■ **WHAT IS EXPECTED**
Please repeat the records exactly, from the start of the records up to and including the line that contains "hole-small <box>321 176 333 188</box>".

Records from a data collection:
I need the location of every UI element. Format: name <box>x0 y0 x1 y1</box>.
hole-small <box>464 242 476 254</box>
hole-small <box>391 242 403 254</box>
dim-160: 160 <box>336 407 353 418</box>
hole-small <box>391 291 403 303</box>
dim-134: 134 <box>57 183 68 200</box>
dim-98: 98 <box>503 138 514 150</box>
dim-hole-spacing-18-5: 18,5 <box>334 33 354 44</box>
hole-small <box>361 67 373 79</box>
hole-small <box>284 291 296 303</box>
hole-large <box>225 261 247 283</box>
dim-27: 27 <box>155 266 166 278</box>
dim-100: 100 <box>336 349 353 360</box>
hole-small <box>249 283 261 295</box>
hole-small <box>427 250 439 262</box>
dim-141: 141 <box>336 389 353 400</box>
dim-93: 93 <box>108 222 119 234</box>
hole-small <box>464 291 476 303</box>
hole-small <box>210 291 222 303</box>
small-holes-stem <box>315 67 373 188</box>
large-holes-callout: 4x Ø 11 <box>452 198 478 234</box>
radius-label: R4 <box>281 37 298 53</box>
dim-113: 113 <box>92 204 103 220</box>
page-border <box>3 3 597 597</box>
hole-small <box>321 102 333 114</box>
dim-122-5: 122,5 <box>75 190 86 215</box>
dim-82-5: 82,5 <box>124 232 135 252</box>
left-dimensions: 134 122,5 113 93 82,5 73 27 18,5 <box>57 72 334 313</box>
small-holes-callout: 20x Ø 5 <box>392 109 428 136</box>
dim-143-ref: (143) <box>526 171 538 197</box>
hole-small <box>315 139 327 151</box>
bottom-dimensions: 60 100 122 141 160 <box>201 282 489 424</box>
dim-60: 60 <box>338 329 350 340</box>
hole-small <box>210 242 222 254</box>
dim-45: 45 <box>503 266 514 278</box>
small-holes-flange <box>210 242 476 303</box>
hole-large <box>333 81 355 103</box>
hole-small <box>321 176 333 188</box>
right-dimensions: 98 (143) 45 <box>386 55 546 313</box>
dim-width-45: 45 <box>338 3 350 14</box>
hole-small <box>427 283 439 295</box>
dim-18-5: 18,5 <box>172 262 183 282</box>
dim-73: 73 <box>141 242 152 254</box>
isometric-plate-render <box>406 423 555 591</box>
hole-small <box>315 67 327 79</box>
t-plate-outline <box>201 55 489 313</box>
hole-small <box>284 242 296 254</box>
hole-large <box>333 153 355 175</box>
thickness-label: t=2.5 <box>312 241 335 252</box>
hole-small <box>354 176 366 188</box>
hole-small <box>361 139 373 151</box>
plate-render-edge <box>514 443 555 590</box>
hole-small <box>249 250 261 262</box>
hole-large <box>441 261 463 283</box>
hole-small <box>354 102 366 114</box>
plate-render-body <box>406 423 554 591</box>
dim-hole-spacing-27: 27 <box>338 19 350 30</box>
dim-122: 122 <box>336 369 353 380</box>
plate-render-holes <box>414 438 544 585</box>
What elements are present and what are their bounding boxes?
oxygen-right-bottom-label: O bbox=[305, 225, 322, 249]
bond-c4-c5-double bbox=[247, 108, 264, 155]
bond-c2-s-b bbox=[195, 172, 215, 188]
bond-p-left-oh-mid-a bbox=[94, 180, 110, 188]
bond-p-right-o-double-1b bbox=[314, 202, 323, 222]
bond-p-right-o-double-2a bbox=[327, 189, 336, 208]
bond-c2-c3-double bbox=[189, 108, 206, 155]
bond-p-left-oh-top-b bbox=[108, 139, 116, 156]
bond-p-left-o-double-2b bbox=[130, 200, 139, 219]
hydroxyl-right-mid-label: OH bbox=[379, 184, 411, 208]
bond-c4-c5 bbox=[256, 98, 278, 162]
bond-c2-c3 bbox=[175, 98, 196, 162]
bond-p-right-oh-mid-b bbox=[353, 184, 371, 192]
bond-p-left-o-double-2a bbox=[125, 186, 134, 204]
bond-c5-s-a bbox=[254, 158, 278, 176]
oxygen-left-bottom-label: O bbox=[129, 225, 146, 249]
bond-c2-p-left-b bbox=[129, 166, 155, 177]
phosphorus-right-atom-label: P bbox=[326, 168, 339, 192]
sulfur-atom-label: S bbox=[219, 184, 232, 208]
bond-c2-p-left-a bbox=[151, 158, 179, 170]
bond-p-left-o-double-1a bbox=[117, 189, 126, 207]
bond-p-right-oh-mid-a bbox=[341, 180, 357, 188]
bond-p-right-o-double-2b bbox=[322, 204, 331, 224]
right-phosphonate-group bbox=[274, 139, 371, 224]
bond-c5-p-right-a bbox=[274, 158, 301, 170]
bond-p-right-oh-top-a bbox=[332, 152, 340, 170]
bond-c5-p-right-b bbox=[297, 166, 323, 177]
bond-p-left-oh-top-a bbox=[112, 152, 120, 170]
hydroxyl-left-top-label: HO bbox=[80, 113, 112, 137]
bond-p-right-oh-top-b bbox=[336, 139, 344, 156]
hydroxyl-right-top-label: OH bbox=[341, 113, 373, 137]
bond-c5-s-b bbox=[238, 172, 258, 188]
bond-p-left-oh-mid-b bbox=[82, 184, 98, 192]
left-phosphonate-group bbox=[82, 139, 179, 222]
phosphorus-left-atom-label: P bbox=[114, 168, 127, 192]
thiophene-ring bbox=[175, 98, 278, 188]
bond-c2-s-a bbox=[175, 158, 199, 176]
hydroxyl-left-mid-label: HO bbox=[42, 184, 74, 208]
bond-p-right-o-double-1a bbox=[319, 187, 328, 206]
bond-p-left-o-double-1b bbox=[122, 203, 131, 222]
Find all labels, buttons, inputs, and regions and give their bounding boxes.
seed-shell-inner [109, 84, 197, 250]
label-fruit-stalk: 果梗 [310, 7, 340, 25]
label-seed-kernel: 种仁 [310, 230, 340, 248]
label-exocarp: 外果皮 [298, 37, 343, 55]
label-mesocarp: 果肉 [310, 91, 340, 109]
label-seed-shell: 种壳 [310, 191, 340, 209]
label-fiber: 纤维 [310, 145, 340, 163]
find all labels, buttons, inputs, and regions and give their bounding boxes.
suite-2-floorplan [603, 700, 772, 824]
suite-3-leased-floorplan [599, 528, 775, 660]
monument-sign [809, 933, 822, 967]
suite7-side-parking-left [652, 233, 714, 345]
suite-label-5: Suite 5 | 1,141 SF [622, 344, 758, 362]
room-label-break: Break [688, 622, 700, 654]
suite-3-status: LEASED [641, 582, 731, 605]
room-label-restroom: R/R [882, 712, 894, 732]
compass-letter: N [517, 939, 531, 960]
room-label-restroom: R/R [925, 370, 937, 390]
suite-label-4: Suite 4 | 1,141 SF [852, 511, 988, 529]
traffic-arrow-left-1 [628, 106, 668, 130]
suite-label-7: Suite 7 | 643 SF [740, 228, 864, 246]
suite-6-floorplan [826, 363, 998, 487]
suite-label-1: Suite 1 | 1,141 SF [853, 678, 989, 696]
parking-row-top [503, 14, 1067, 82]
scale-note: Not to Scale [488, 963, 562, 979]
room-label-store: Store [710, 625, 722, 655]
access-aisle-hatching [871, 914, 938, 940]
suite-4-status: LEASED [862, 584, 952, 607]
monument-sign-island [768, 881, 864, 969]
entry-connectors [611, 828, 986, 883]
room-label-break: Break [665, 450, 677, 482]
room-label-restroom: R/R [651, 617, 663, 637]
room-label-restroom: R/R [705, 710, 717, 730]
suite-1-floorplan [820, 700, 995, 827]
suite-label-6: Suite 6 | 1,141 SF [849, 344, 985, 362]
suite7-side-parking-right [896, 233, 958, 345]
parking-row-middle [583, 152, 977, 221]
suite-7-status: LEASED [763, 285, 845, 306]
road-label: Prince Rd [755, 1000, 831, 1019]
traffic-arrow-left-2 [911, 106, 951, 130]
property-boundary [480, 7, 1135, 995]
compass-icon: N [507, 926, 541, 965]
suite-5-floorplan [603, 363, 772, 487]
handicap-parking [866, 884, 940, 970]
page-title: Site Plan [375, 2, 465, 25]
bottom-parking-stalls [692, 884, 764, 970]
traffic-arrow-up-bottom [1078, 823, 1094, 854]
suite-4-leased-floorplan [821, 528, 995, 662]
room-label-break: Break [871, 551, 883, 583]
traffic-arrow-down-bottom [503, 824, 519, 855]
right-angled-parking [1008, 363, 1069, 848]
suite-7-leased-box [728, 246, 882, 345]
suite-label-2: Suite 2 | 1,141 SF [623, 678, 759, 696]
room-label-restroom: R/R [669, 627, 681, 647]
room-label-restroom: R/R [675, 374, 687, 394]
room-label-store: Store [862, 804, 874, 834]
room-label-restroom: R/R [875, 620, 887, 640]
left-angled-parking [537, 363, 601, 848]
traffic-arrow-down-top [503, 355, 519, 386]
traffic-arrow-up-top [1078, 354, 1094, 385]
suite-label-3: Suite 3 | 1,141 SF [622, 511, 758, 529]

■ **TASK RESULT**
I need the location of every UI element. Format: name <box>x0 y0 x1 y1</box>.
hole-small <box>464 242 476 254</box>
hole-small <box>391 242 403 254</box>
dim-160: 160 <box>336 407 353 418</box>
hole-small <box>391 291 403 303</box>
dim-134: 134 <box>57 183 68 200</box>
dim-98: 98 <box>503 138 514 150</box>
dim-hole-spacing-18-5: 18,5 <box>334 33 354 44</box>
hole-small <box>361 67 373 79</box>
hole-small <box>284 291 296 303</box>
hole-large <box>225 261 247 283</box>
dim-27: 27 <box>155 266 166 278</box>
dim-100: 100 <box>336 349 353 360</box>
hole-small <box>249 283 261 295</box>
hole-small <box>427 250 439 262</box>
dim-141: 141 <box>336 389 353 400</box>
dim-93: 93 <box>108 222 119 234</box>
hole-small <box>464 291 476 303</box>
hole-small <box>210 291 222 303</box>
small-holes-stem <box>315 67 373 188</box>
large-holes-callout: 4x Ø 11 <box>452 198 478 234</box>
radius-label: R4 <box>281 37 298 53</box>
dim-113: 113 <box>92 204 103 220</box>
page-border <box>3 3 597 597</box>
hole-small <box>321 102 333 114</box>
dim-122-5: 122,5 <box>75 190 86 215</box>
dim-82-5: 82,5 <box>124 232 135 252</box>
left-dimensions: 134 122,5 113 93 82,5 73 27 18,5 <box>57 72 334 313</box>
small-holes-callout: 20x Ø 5 <box>392 109 428 136</box>
dim-143-ref: (143) <box>526 171 538 197</box>
hole-small <box>315 139 327 151</box>
bottom-dimensions: 60 100 122 141 160 <box>201 282 489 424</box>
dim-60: 60 <box>338 329 350 340</box>
hole-small <box>210 242 222 254</box>
dim-45: 45 <box>503 266 514 278</box>
small-holes-flange <box>210 242 476 303</box>
hole-large <box>333 81 355 103</box>
hole-small <box>321 176 333 188</box>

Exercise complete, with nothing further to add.